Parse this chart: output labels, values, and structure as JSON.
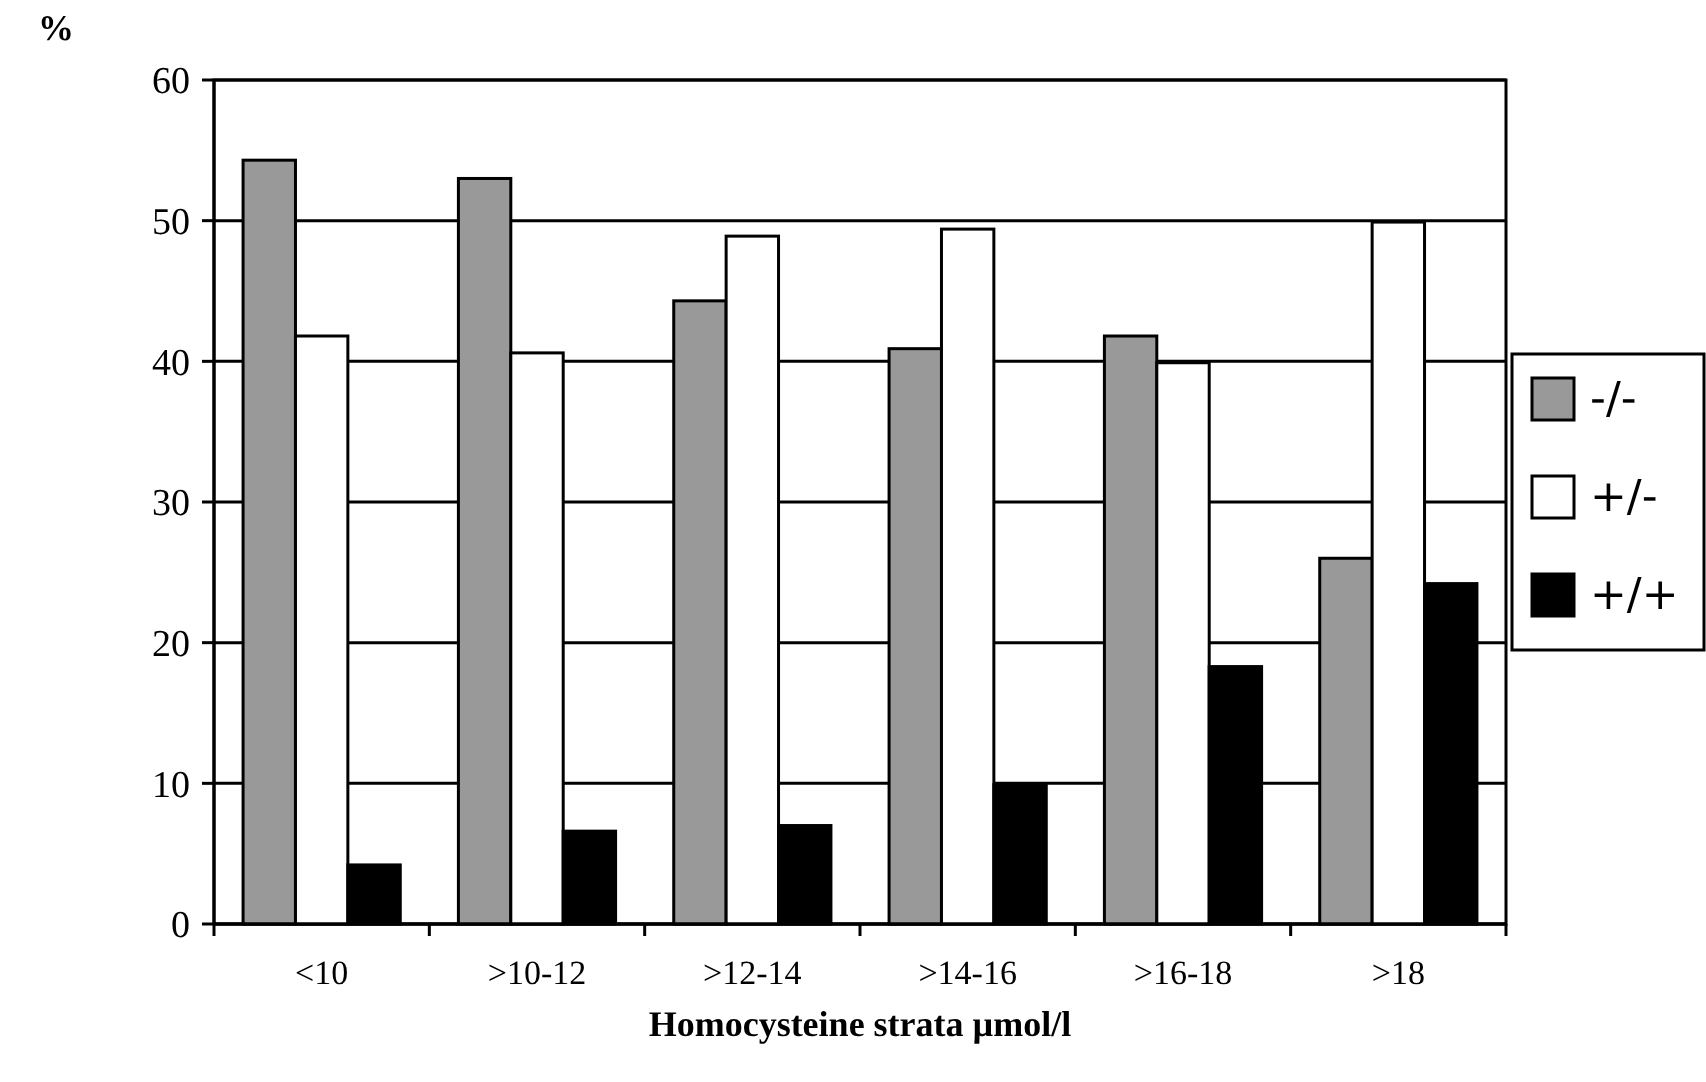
{
  "chart_data": {
    "type": "bar",
    "ylabel": "%",
    "xlabel": "Homocysteine strata µmol/l",
    "categories": [
      "<10",
      ">10-12",
      ">12-14",
      ">14-16",
      ">16-18",
      ">18"
    ],
    "series": [
      {
        "name": "-/-",
        "color": "#999999",
        "values": [
          54.3,
          53.0,
          44.3,
          40.9,
          41.8,
          26.0
        ]
      },
      {
        "name": "+/-",
        "color": "#ffffff",
        "values": [
          41.8,
          40.6,
          48.9,
          49.4,
          39.9,
          49.9
        ]
      },
      {
        "name": "+/+",
        "color": "#000000",
        "values": [
          4.2,
          6.6,
          7.0,
          9.9,
          18.3,
          24.2
        ]
      }
    ],
    "ylim": [
      0,
      60
    ],
    "yticks": [
      0,
      10,
      20,
      30,
      40,
      50,
      60
    ],
    "grid": "y",
    "legend": "right"
  }
}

==================================================

WRITTEN REQUEST =
All the records above need to be given again word for word. Skip the pictures.

EXERCISE OUTPUT =
Parse this chart: output labels, values, and structure as JSON.
{
  "chart_data": {
    "type": "bar",
    "ylabel": "%",
    "xlabel": "Homocysteine strata µmol/l",
    "categories": [
      "<10",
      ">10-12",
      ">12-14",
      ">14-16",
      ">16-18",
      ">18"
    ],
    "series": [
      {
        "name": "-/-",
        "color": "#999999",
        "values": [
          54.3,
          53.0,
          44.3,
          40.9,
          41.8,
          26.0
        ]
      },
      {
        "name": "+/-",
        "color": "#ffffff",
        "values": [
          41.8,
          40.6,
          48.9,
          49.4,
          39.9,
          49.9
        ]
      },
      {
        "name": "+/+",
        "color": "#000000",
        "values": [
          4.2,
          6.6,
          7.0,
          9.9,
          18.3,
          24.2
        ]
      }
    ],
    "ylim": [
      0,
      60
    ],
    "yticks": [
      0,
      10,
      20,
      30,
      40,
      50,
      60
    ],
    "grid": "y",
    "legend": "right"
  }
}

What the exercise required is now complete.